To be done:
1/ List the key features of Scenario 1 that the Taiwan Strait crisis text gives.
2/ According to the Taiwan Strait crisis text, what share of India's semiconductors by value is imported from Taiwan?
3/ From the Taiwan Strait crisis text, set down the part that opens with the words containing "- Global insurers" and closes with "without sustained warfighting.".

Source document:
• • • • •

India may need two sovereign funds to deal with the techno-industrial implications of a Taiwan Strait crisis. First, a flexible sovereign fund for startup rescue, foreign acquisitions, and emergency stabilisation. Second, a backstop fund for MSME credit guarantees and sector-wide liquidity.
India should further pre-negotiate agreements to access Taiwanese fabrication facilities in Germany and the US, and to secure rare-earth supply contracts.
The government must be proactive, not reactive. Every scenario shows that a reactive approach will likely lead to substantial losses for Indian businesses and investors.
A crisis in the Taiwan Strait is not only an economic issue; it is a political one. Especially in Scenario III, India will likely be faced with tough choices given the shifting balance of power in the region.
Scenario 1: PRC Blockade of Taiwan
Key features of the Scenario:
- Ambiguous “grey zone” operation: coercion without full-scale conflict.
- Global insurers suspend coverage for East Asian shipping lanes.
- Semiconductor exports from Taiwan fall sharply due to halted maritime traffic.
Key Observations by Participants
In scenario I, China may not consider semiconductor dependence as a constraint if it decides to deploy force. Potentially, the idea that “TSMC might not be a factor for Beijing” in its decision to launch a campaign against Taiwan holds, because Beijing assumes it can extract TSMC capacity post-conflict, or force re-shoring. This scenario is also the most likely one the world may witness in the next 5 years, given that China prefers the use of force below the threshold of war, and a blockade fits this category. China also benefits if the crisis triggers global diversification away from Taiwan, thereby reducing the island’s strategic relevance without sustained warfighting.
Stockpiling of semiconductor chips is not a viable solution in case of disruptions in trade with Taiwan. This is because chips change rapidly, and automotive and industrial chips are multi-component dependent. Therefore, stockpiling may not solve for multiple supply chain disruptions at once. Further, Indian industry’s stockpile capacity is estimated to be very limited; a blockade and its repercussions may last much longer than what a stockpile can serve.
In India’s case, the blockade is most likely to harshly hit vendors, Electronics Manufacturing companies, and Original Equipment Manufacturers (OEMs) simultaneously.
Detailed Implications for Indian Industry and Government
India imports ~15% of its semiconductors by value from Taiwan, and ~55% from China and Hong Kong combined. In light of this fact, the supply chain impact of a blockade of Taiwan by the PRC may be three-fold:
Maritime insurance suspensions will likely increase costs, even as maritime logistics and energy prices may rise sharply.
In the case of legacy chips in particular, India may have to rely on its limited domestic alternatives. Still, it will require a massive mobilisation of alliances, given the sustained use of legacy chips in everyday gadgets.
Further, in terms of advanced nodes (7nm and below), there are negligible non-Taiwan options available. Consequently, their replacement in the situation of a blockade will likely be implausible, requiring affected economies to wrangle and negotiate with China.

• • • • •

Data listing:
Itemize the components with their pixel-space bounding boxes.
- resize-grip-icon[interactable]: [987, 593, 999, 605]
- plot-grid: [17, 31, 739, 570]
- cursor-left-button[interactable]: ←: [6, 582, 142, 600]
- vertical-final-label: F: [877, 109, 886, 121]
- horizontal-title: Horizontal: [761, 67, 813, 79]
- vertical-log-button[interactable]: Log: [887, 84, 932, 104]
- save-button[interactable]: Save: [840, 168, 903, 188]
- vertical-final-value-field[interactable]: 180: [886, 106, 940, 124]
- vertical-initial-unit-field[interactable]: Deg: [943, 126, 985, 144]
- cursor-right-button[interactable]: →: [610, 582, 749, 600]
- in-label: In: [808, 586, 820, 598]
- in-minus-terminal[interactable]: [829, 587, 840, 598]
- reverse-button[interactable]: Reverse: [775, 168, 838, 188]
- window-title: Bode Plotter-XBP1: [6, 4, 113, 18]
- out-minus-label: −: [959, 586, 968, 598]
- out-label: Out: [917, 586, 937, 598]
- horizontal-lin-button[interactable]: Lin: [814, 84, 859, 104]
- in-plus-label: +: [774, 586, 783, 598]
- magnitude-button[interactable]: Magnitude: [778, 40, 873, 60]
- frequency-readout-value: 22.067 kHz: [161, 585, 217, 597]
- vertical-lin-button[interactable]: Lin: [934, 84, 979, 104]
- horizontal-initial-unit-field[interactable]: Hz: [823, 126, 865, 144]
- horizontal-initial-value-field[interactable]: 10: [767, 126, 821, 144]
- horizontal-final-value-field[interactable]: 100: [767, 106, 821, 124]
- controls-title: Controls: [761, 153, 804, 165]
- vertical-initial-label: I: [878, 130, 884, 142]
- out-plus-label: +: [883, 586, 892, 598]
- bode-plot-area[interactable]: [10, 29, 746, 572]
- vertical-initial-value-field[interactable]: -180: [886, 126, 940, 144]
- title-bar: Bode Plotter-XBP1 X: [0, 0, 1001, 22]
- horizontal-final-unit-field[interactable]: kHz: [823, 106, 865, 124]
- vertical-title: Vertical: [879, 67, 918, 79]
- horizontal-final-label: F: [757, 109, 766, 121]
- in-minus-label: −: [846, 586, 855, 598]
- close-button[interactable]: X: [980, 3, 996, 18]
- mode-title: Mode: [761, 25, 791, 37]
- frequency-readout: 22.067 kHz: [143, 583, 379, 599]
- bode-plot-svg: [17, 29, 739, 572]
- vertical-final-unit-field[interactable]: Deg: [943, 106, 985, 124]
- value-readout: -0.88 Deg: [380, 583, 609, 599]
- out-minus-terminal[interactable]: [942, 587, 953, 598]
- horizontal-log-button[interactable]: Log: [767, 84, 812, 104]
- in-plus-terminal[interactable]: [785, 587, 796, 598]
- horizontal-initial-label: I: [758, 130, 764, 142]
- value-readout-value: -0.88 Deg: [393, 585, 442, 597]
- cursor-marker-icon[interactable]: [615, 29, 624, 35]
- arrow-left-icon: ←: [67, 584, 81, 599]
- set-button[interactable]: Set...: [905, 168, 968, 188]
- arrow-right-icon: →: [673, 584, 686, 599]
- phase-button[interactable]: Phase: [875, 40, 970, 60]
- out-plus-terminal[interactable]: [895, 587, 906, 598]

• • • • •

Task-by-task answers:
1/
- Ambiguous "grey zone" operation: coercion without full-scale conflict.
- Global insurers suspend coverage for East Asian shipping lanes.
- Semiconductor exports from Taiwan fall sharply due to halted maritime traffic.

2/ About 15%.

3/
- Global insurers suspend coverage for East Asian shipping lanes.
- Semiconductor exports from Taiwan fall sharply due to halted maritime traffic.
Key Observations by Participants
In scenario I, China may not consider semiconductor dependence as a constraint if it decides to deploy force. Potentially, the idea that “TSMC might not be a factor for Beijing” in its decision to launch a campaign against Taiwan holds, because Beijing assumes it can extract TSMC capacity post-conflict, or force re-shoring. This scenario is also the most likely one the world may witness in the next 5 years, given that China prefers the use of force below the threshold of war, and a blockade fits this category. China also benefits if the crisis triggers global diversification away from Taiwan, thereby reducing the island’s strategic relevance without sustained warfighting.